* _SET TASK_
Assemble all lines in which the string "grande" appears.
• • • • • • •
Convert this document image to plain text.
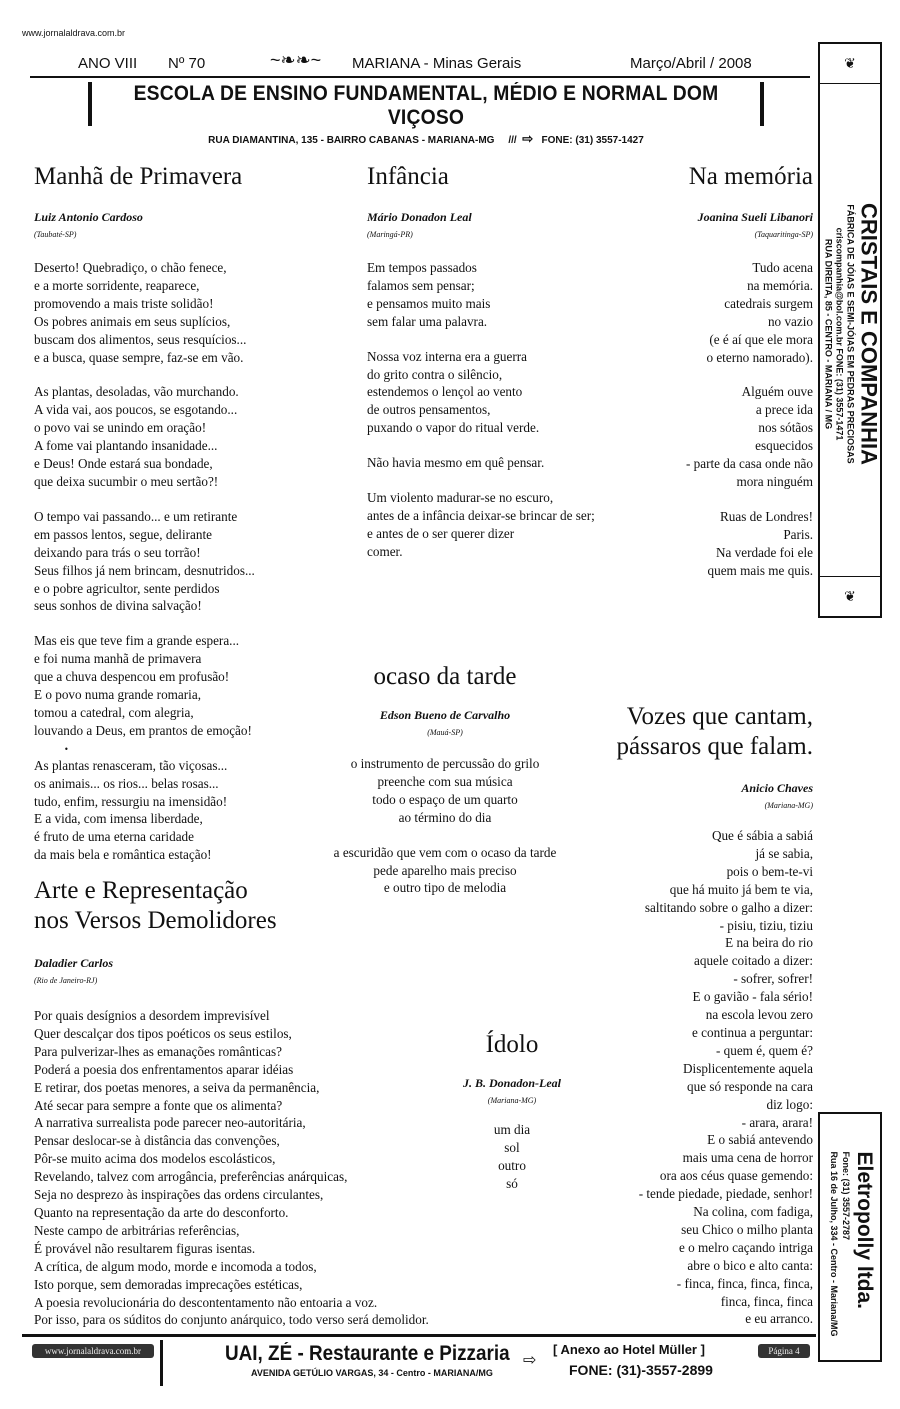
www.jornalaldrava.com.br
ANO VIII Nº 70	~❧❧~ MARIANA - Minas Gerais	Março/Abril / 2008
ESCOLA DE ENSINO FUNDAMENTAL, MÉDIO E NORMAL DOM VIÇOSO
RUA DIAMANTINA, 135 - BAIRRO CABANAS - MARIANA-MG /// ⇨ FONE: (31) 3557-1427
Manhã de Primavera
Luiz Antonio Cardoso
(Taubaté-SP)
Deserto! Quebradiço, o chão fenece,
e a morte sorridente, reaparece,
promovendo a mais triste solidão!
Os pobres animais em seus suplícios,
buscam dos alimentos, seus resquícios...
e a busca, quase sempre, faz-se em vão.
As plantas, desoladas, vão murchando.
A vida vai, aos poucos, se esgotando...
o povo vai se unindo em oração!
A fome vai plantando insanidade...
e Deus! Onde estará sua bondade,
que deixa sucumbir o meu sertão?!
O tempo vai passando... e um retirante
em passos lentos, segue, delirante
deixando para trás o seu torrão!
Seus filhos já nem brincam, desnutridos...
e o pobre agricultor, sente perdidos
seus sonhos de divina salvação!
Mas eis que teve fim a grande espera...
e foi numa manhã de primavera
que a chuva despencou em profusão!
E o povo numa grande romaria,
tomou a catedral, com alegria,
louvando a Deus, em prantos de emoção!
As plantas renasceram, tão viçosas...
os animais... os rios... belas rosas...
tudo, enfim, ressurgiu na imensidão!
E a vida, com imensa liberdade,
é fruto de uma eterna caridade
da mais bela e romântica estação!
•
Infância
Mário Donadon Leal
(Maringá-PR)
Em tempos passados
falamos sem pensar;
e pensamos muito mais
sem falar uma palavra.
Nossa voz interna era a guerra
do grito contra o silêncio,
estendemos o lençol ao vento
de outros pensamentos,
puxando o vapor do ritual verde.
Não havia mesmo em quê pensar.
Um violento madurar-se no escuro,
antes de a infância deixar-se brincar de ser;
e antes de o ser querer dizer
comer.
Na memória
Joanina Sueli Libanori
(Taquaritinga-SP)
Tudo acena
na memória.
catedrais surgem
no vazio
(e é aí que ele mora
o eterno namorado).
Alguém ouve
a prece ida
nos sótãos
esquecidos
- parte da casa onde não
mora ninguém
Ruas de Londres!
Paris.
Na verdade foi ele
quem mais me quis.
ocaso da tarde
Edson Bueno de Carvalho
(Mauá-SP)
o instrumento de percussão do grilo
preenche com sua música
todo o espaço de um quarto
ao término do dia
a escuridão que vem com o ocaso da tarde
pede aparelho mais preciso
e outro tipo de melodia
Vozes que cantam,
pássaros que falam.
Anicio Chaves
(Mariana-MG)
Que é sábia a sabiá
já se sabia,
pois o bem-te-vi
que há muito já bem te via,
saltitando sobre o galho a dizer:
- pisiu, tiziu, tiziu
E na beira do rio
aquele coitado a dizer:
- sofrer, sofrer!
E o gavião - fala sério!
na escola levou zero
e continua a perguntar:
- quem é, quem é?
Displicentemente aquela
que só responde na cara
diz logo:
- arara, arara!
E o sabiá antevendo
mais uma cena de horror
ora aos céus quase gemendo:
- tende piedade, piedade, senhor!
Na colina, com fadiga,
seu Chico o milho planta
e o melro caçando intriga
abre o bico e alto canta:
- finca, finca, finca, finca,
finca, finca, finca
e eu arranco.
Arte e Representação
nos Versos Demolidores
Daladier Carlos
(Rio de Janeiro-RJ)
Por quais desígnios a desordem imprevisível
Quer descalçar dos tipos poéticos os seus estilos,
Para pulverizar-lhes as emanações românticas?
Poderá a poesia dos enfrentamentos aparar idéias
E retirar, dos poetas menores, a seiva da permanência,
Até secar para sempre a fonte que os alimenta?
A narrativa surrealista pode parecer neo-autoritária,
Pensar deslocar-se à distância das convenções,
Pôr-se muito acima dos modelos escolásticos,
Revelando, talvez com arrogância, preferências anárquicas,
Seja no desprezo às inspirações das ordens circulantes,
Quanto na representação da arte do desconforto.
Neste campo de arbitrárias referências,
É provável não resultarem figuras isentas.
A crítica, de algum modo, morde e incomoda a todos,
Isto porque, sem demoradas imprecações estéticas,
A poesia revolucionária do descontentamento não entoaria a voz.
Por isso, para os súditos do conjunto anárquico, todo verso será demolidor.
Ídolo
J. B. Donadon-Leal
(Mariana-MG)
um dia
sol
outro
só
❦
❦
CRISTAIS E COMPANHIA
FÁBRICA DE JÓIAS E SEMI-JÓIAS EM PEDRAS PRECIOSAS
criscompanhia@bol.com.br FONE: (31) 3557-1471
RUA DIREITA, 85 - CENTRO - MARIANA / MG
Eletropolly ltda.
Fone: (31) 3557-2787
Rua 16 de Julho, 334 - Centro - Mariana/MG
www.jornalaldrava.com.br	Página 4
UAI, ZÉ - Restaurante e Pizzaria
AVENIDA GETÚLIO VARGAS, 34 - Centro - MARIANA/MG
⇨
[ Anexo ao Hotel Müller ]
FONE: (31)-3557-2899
• • • • • • •
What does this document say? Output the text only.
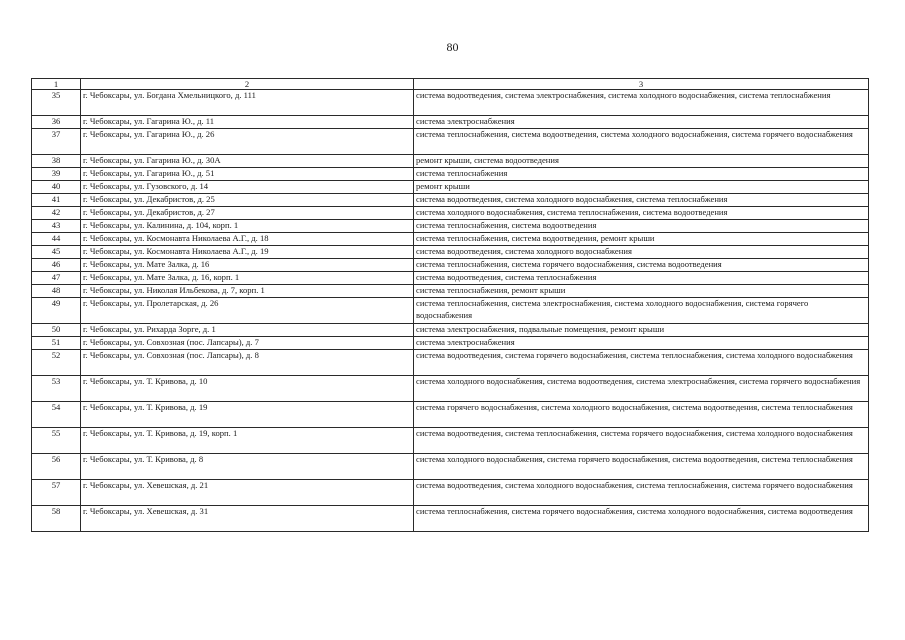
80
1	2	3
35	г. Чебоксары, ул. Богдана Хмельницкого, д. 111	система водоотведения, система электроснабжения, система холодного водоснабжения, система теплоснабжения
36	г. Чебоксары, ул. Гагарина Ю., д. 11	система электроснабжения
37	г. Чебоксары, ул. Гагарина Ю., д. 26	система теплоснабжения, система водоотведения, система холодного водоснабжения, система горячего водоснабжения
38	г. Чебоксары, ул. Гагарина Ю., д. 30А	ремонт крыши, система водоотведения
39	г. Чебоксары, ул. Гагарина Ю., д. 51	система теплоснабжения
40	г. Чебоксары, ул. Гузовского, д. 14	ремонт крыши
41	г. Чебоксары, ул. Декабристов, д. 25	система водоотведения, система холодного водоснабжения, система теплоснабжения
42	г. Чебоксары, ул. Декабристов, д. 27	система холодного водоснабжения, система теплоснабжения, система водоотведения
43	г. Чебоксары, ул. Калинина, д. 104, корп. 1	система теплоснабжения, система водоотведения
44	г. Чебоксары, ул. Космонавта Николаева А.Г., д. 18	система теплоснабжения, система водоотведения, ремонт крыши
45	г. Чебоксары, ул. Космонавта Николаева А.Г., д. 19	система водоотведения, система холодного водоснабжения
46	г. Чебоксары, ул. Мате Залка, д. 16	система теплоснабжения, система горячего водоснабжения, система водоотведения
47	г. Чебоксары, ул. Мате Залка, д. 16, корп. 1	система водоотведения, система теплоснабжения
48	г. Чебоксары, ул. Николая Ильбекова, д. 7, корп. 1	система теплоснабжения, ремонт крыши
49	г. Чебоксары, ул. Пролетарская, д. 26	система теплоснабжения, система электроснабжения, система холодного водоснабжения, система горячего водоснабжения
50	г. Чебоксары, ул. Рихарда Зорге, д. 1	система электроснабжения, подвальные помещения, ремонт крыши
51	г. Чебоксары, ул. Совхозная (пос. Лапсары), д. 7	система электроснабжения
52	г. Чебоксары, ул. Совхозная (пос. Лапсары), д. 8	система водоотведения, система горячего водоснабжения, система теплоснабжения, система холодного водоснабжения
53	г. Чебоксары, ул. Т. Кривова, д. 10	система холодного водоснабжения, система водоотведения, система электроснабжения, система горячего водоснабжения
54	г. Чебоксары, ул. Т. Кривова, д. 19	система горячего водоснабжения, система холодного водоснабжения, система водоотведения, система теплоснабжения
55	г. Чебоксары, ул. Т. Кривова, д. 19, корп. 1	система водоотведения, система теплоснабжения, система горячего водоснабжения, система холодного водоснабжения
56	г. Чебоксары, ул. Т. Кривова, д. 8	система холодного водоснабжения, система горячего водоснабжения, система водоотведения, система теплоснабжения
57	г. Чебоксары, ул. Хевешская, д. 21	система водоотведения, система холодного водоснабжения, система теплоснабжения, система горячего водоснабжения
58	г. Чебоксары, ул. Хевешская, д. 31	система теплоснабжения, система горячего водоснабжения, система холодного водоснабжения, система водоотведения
• • • • • • •
* _REPLY TO THE EXERCISE_
Mas eis que teve fim a grande espera...
E o povo numa grande romaria,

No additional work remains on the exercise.